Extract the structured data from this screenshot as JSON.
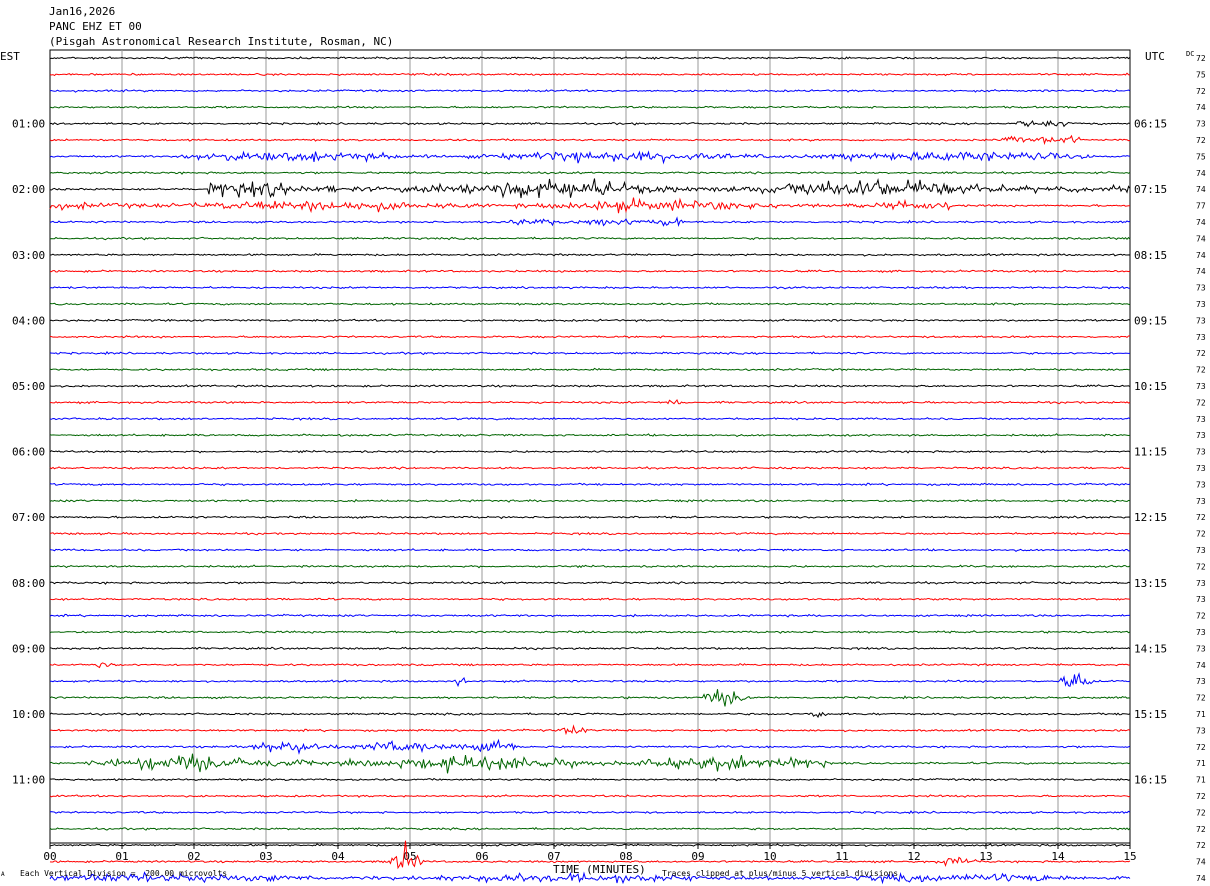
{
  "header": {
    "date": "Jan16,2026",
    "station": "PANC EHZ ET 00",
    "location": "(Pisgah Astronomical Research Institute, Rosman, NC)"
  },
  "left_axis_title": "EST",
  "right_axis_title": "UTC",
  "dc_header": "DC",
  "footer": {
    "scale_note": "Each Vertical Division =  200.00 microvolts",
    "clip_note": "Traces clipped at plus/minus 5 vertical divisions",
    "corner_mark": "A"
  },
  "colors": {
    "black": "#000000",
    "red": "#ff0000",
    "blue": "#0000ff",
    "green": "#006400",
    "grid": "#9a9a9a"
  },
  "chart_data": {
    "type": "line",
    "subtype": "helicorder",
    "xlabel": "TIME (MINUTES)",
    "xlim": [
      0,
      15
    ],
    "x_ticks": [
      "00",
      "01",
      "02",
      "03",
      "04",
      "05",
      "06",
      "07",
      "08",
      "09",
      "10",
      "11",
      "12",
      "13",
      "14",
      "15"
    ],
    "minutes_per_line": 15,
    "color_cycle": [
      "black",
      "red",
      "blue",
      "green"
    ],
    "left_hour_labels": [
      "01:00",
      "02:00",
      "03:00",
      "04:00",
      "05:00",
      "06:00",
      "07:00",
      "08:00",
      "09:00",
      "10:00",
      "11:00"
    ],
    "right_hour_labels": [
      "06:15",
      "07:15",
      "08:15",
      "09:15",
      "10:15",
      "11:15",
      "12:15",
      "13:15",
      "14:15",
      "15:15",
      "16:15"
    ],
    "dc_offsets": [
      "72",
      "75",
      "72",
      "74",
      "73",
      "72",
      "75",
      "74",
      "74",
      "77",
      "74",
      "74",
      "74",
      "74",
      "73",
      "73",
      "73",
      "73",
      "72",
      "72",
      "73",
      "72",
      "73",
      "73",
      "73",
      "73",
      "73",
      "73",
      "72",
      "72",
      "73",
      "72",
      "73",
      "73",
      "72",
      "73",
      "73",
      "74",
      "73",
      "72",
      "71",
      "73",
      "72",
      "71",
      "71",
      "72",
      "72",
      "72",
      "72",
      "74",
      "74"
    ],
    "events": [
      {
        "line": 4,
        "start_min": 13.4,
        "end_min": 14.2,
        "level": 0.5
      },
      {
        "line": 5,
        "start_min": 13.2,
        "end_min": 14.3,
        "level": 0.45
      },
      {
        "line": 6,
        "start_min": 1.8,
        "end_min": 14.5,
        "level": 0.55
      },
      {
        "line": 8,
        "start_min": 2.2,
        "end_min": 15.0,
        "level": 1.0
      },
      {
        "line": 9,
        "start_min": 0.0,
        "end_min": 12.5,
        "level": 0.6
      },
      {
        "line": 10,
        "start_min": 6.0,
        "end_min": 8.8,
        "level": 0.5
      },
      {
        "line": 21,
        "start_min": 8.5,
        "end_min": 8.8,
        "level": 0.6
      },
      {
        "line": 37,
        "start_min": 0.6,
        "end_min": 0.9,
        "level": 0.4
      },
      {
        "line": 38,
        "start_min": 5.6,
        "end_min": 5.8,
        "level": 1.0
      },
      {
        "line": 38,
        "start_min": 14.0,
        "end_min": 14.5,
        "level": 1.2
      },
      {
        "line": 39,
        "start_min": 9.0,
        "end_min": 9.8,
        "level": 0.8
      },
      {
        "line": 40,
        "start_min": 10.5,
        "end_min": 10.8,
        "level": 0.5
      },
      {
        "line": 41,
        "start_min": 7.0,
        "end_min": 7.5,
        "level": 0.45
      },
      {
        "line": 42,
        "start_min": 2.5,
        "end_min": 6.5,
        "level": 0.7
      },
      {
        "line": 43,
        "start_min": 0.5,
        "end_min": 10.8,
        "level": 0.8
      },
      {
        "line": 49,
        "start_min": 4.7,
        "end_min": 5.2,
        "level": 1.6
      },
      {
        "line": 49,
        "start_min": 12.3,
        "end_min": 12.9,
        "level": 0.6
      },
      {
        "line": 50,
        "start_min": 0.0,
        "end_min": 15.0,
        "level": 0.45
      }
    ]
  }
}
----------------
▸ TASK DESCRIPTION:
Leave the pictures out, and print every line of the listing exactly as written.

▸ TASK SOLUTION:
Extract the structured data from this screenshot as JSON.
{
  "header": {
    "date": "Jan16,2026",
    "station": "PANC EHZ ET 00",
    "location": "(Pisgah Astronomical Research Institute, Rosman, NC)"
  },
  "left_axis_title": "EST",
  "right_axis_title": "UTC",
  "dc_header": "DC",
  "footer": {
    "scale_note": "Each Vertical Division =  200.00 microvolts",
    "clip_note": "Traces clipped at plus/minus 5 vertical divisions",
    "corner_mark": "A"
  },
  "colors": {
    "black": "#000000",
    "red": "#ff0000",
    "blue": "#0000ff",
    "green": "#006400",
    "grid": "#9a9a9a"
  },
  "chart_data": {
    "type": "line",
    "subtype": "helicorder",
    "xlabel": "TIME (MINUTES)",
    "xlim": [
      0,
      15
    ],
    "x_ticks": [
      "00",
      "01",
      "02",
      "03",
      "04",
      "05",
      "06",
      "07",
      "08",
      "09",
      "10",
      "11",
      "12",
      "13",
      "14",
      "15"
    ],
    "minutes_per_line": 15,
    "color_cycle": [
      "black",
      "red",
      "blue",
      "green"
    ],
    "left_hour_labels": [
      "01:00",
      "02:00",
      "03:00",
      "04:00",
      "05:00",
      "06:00",
      "07:00",
      "08:00",
      "09:00",
      "10:00",
      "11:00"
    ],
    "right_hour_labels": [
      "06:15",
      "07:15",
      "08:15",
      "09:15",
      "10:15",
      "11:15",
      "12:15",
      "13:15",
      "14:15",
      "15:15",
      "16:15"
    ],
    "dc_offsets": [
      "72",
      "75",
      "72",
      "74",
      "73",
      "72",
      "75",
      "74",
      "74",
      "77",
      "74",
      "74",
      "74",
      "74",
      "73",
      "73",
      "73",
      "73",
      "72",
      "72",
      "73",
      "72",
      "73",
      "73",
      "73",
      "73",
      "73",
      "73",
      "72",
      "72",
      "73",
      "72",
      "73",
      "73",
      "72",
      "73",
      "73",
      "74",
      "73",
      "72",
      "71",
      "73",
      "72",
      "71",
      "71",
      "72",
      "72",
      "72",
      "72",
      "74",
      "74"
    ],
    "events": [
      {
        "line": 4,
        "start_min": 13.4,
        "end_min": 14.2,
        "level": 0.5
      },
      {
        "line": 5,
        "start_min": 13.2,
        "end_min": 14.3,
        "level": 0.45
      },
      {
        "line": 6,
        "start_min": 1.8,
        "end_min": 14.5,
        "level": 0.55
      },
      {
        "line": 8,
        "start_min": 2.2,
        "end_min": 15.0,
        "level": 1.0
      },
      {
        "line": 9,
        "start_min": 0.0,
        "end_min": 12.5,
        "level": 0.6
      },
      {
        "line": 10,
        "start_min": 6.0,
        "end_min": 8.8,
        "level": 0.5
      },
      {
        "line": 21,
        "start_min": 8.5,
        "end_min": 8.8,
        "level": 0.6
      },
      {
        "line": 37,
        "start_min": 0.6,
        "end_min": 0.9,
        "level": 0.4
      },
      {
        "line": 38,
        "start_min": 5.6,
        "end_min": 5.8,
        "level": 1.0
      },
      {
        "line": 38,
        "start_min": 14.0,
        "end_min": 14.5,
        "level": 1.2
      },
      {
        "line": 39,
        "start_min": 9.0,
        "end_min": 9.8,
        "level": 0.8
      },
      {
        "line": 40,
        "start_min": 10.5,
        "end_min": 10.8,
        "level": 0.5
      },
      {
        "line": 41,
        "start_min": 7.0,
        "end_min": 7.5,
        "level": 0.45
      },
      {
        "line": 42,
        "start_min": 2.5,
        "end_min": 6.5,
        "level": 0.7
      },
      {
        "line": 43,
        "start_min": 0.5,
        "end_min": 10.8,
        "level": 0.8
      },
      {
        "line": 49,
        "start_min": 4.7,
        "end_min": 5.2,
        "level": 1.6
      },
      {
        "line": 49,
        "start_min": 12.3,
        "end_min": 12.9,
        "level": 0.6
      },
      {
        "line": 50,
        "start_min": 0.0,
        "end_min": 15.0,
        "level": 0.45
      }
    ]
  }
}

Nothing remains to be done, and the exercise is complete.